── DATASET EXCERPTS ──

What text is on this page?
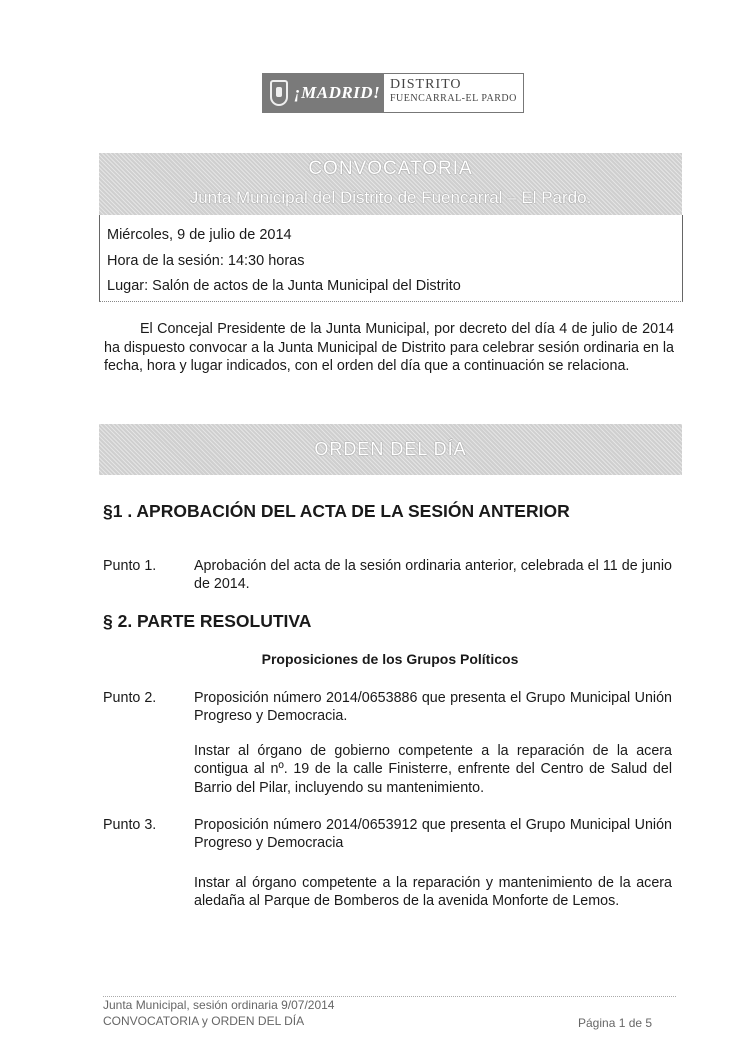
¡MADRID! DISTRITO
FUENCARRAL-EL PARDO
CONVOCATORIA
Junta Municipal del Distrito de Fuencarral – El Pardo.
Miércoles, 9 de julio de 2014
Hora de la sesión: 14:30 horas
Lugar: Salón de actos de la Junta Municipal del Distrito
El Concejal Presidente de la Junta Municipal, por decreto del día 4 de julio de 2014 ha dispuesto convocar a la Junta Municipal de Distrito para celebrar sesión ordinaria en la fecha, hora y lugar indicados, con el orden del día que a continuación se relaciona.
ORDEN DEL DÍA
§1 . APROBACIÓN DEL ACTA DE LA SESIÓN ANTERIOR
Punto 1.	Aprobación del acta de la sesión ordinaria anterior, celebrada el 11 de junio de 2014.
§ 2. PARTE RESOLUTIVA
Proposiciones de los Grupos Políticos
Punto 2.	Proposición número 2014/0653886 que presenta el Grupo Municipal Unión Progreso y Democracia.
Instar al órgano de gobierno competente a la reparación de la acera contigua al nº. 19 de la calle Finisterre, enfrente del Centro de Salud del Barrio del Pilar, incluyendo su mantenimiento.
Punto 3.	Proposición número 2014/0653912 que presenta el Grupo Municipal Unión Progreso y Democracia
Instar al órgano competente a la reparación y mantenimiento de la acera aledaña al Parque de Bomberos de la avenida Monforte de Lemos.
Junta Municipal, sesión ordinaria 9/07/2014
CONVOCATORIA y ORDEN DEL DÍA	Página 1 de 5
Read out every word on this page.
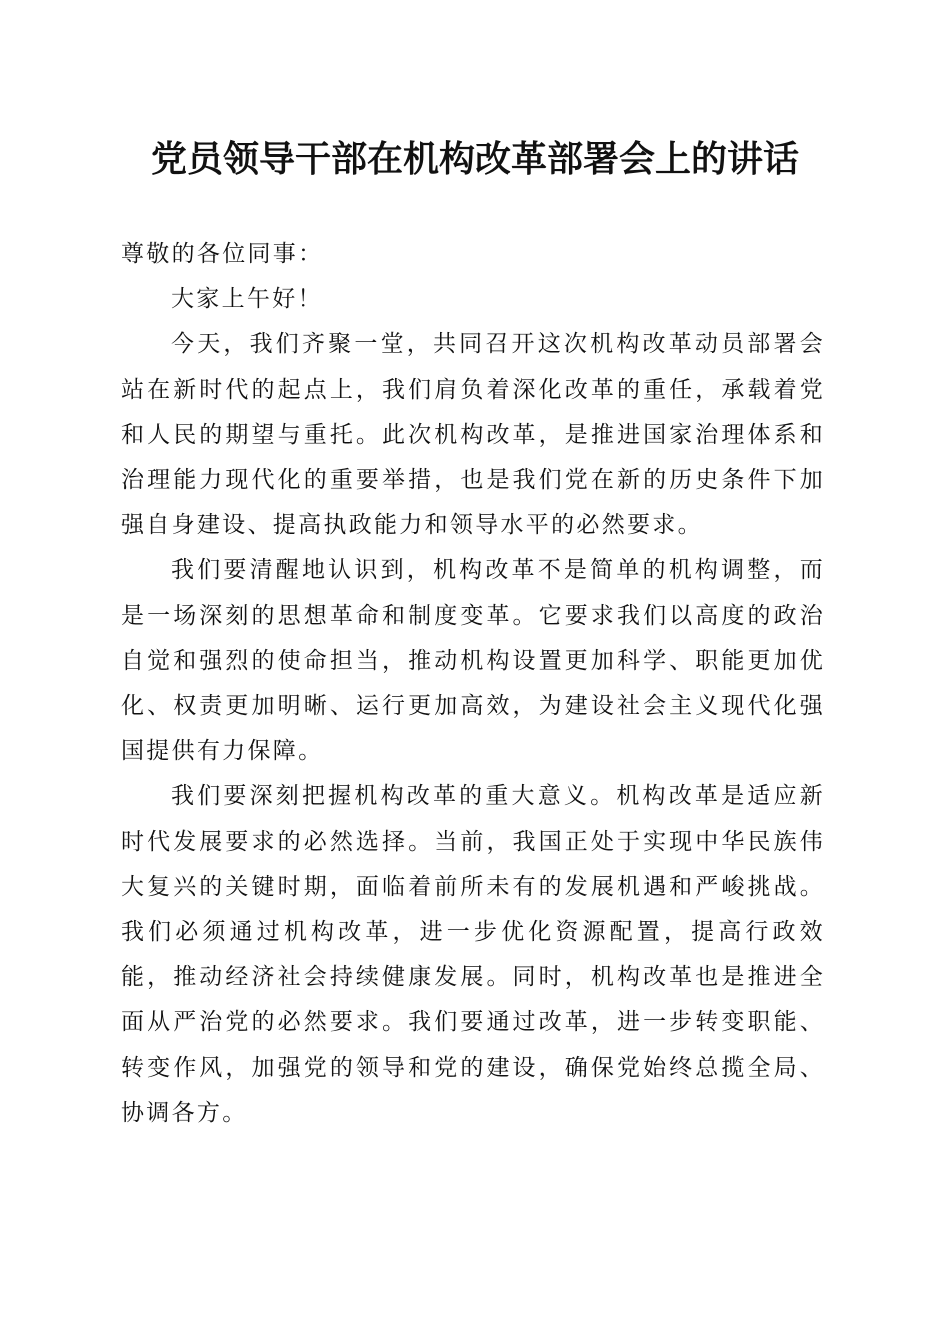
党员领导干部在机构改革部署会上的讲话

尊敬的各位同事：

大家上午好！

今天，我们齐聚一堂，共同召开这次机构改革动员部署会站在新时代的起点上，我们肩负着深化改革的重任，承载着党和人民的期望与重托。此次机构改革，是推进国家治理体系和治理能力现代化的重要举措，也是我们党在新的历史条件下加强自身建设、提高执政能力和领导水平的必然要求。

我们要清醒地认识到，机构改革不是简单的机构调整，而是一场深刻的思想革命和制度变革。它要求我们以高度的政治自觉和强烈的使命担当，推动机构设置更加科学、职能更加优化、权责更加明晰、运行更加高效，为建设社会主义现代化强国提供有力保障。

我们要深刻把握机构改革的重大意义。机构改革是适应新时代发展要求的必然选择。当前，我国正处于实现中华民族伟大复兴的关键时期，面临着前所未有的发展机遇和严峻挑战。我们必须通过机构改革，进一步优化资源配置，提高行政效能，推动经济社会持续健康发展。同时，机构改革也是推进全面从严治党的必然要求。我们要通过改革，进一步转变职能、转变作风，加强党的领导和党的建设，确保党始终总揽全局、协调各方。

───

INSTRUCTIONS FOR THE TASK =>
Exclude the images, then output the data above word for word.

SOLUTION FOR THIS PROBLEM =>
What text is on this page?
¡MADRID! DISTRITO
FUENCARRAL-EL PARDO
CONVOCATORIA
Junta Municipal del Distrito de Fuencarral – El Pardo.
Miércoles, 9 de julio de 2014
Hora de la sesión: 14:30 horas
Lugar: Salón de actos de la Junta Municipal del Distrito
El Concejal Presidente de la Junta Municipal, por decreto del día 4 de julio de 2014 ha dispuesto convocar a la Junta Municipal de Distrito para celebrar sesión ordinaria en la fecha, hora y lugar indicados, con el orden del día que a continuación se relaciona.
ORDEN DEL DÍA
§1 . APROBACIÓN DEL ACTA DE LA SESIÓN ANTERIOR
Punto 1.	Aprobación del acta de la sesión ordinaria anterior, celebrada el 11 de junio de 2014.
§ 2. PARTE RESOLUTIVA
Proposiciones de los Grupos Políticos
Punto 2.	Proposición número 2014/0653886 que presenta el Grupo Municipal Unión Progreso y Democracia.
Instar al órgano de gobierno competente a la reparación de la acera contigua al nº. 19 de la calle Finisterre, enfrente del Centro de Salud del Barrio del Pilar, incluyendo su mantenimiento.
Punto 3.	Proposición número 2014/0653912 que presenta el Grupo Municipal Unión Progreso y Democracia
Instar al órgano competente a la reparación y mantenimiento de la acera aledaña al Parque de Bomberos de la avenida Monforte de Lemos.
Junta Municipal, sesión ordinaria 9/07/2014
CONVOCATORIA y ORDEN DEL DÍA	Página 1 de 5
Read out every word on this page.
党员领导干部在机构改革部署会上的讲话

尊敬的各位同事：

大家上午好！

今天，我们齐聚一堂，共同召开这次机构改革动员部署会站在新时代的起点上，我们肩负着深化改革的重任，承载着党和人民的期望与重托。此次机构改革，是推进国家治理体系和治理能力现代化的重要举措，也是我们党在新的历史条件下加强自身建设、提高执政能力和领导水平的必然要求。

我们要清醒地认识到，机构改革不是简单的机构调整，而是一场深刻的思想革命和制度变革。它要求我们以高度的政治自觉和强烈的使命担当，推动机构设置更加科学、职能更加优化、权责更加明晰、运行更加高效，为建设社会主义现代化强国提供有力保障。

我们要深刻把握机构改革的重大意义。机构改革是适应新时代发展要求的必然选择。当前，我国正处于实现中华民族伟大复兴的关键时期，面临着前所未有的发展机遇和严峻挑战。我们必须通过机构改革，进一步优化资源配置，提高行政效能，推动经济社会持续健康发展。同时，机构改革也是推进全面从严治党的必然要求。我们要通过改革，进一步转变职能、转变作风，加强党的领导和党的建设，确保党始终总揽全局、协调各方。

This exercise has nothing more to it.